■ **DIRECTIONS**
Copy every record that appears below, exactly as it stands.

━━ DATA FOR PROCESSING ━━

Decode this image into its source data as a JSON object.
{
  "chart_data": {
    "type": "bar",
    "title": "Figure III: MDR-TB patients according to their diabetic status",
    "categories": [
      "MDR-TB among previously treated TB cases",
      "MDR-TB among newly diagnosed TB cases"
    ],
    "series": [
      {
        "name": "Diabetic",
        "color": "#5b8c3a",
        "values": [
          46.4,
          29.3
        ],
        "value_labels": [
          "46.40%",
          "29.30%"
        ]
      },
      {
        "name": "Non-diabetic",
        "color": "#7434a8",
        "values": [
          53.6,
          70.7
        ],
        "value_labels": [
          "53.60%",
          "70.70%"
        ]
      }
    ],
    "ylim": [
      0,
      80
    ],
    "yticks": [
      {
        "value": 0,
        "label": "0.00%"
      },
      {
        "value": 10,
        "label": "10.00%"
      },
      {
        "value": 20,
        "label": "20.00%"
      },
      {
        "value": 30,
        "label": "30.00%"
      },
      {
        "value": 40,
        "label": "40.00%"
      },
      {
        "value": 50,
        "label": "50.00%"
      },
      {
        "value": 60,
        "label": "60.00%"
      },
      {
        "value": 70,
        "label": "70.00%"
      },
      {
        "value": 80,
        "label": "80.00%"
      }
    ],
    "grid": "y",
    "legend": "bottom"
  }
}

━━━

■ **EXPECTED OUTPUT**
Decode this image into its source data as a JSON object.
{
  "chart_data": {
    "type": "bar",
    "title": "Figure III: MDR-TB patients according to their diabetic status",
    "categories": [
      "MDR-TB among previously treated TB cases",
      "MDR-TB among newly diagnosed TB cases"
    ],
    "series": [
      {
        "name": "Diabetic",
        "color": "#5b8c3a",
        "values": [
          46.4,
          29.3
        ],
        "value_labels": [
          "46.40%",
          "29.30%"
        ]
      },
      {
        "name": "Non-diabetic",
        "color": "#7434a8",
        "values": [
          53.6,
          70.7
        ],
        "value_labels": [
          "53.60%",
          "70.70%"
        ]
      }
    ],
    "ylim": [
      0,
      80
    ],
    "yticks": [
      {
        "value": 0,
        "label": "0.00%"
      },
      {
        "value": 10,
        "label": "10.00%"
      },
      {
        "value": 20,
        "label": "20.00%"
      },
      {
        "value": 30,
        "label": "30.00%"
      },
      {
        "value": 40,
        "label": "40.00%"
      },
      {
        "value": 50,
        "label": "50.00%"
      },
      {
        "value": 60,
        "label": "60.00%"
      },
      {
        "value": 70,
        "label": "70.00%"
      },
      {
        "value": 80,
        "label": "80.00%"
      }
    ],
    "grid": "y",
    "legend": "bottom"
  }
}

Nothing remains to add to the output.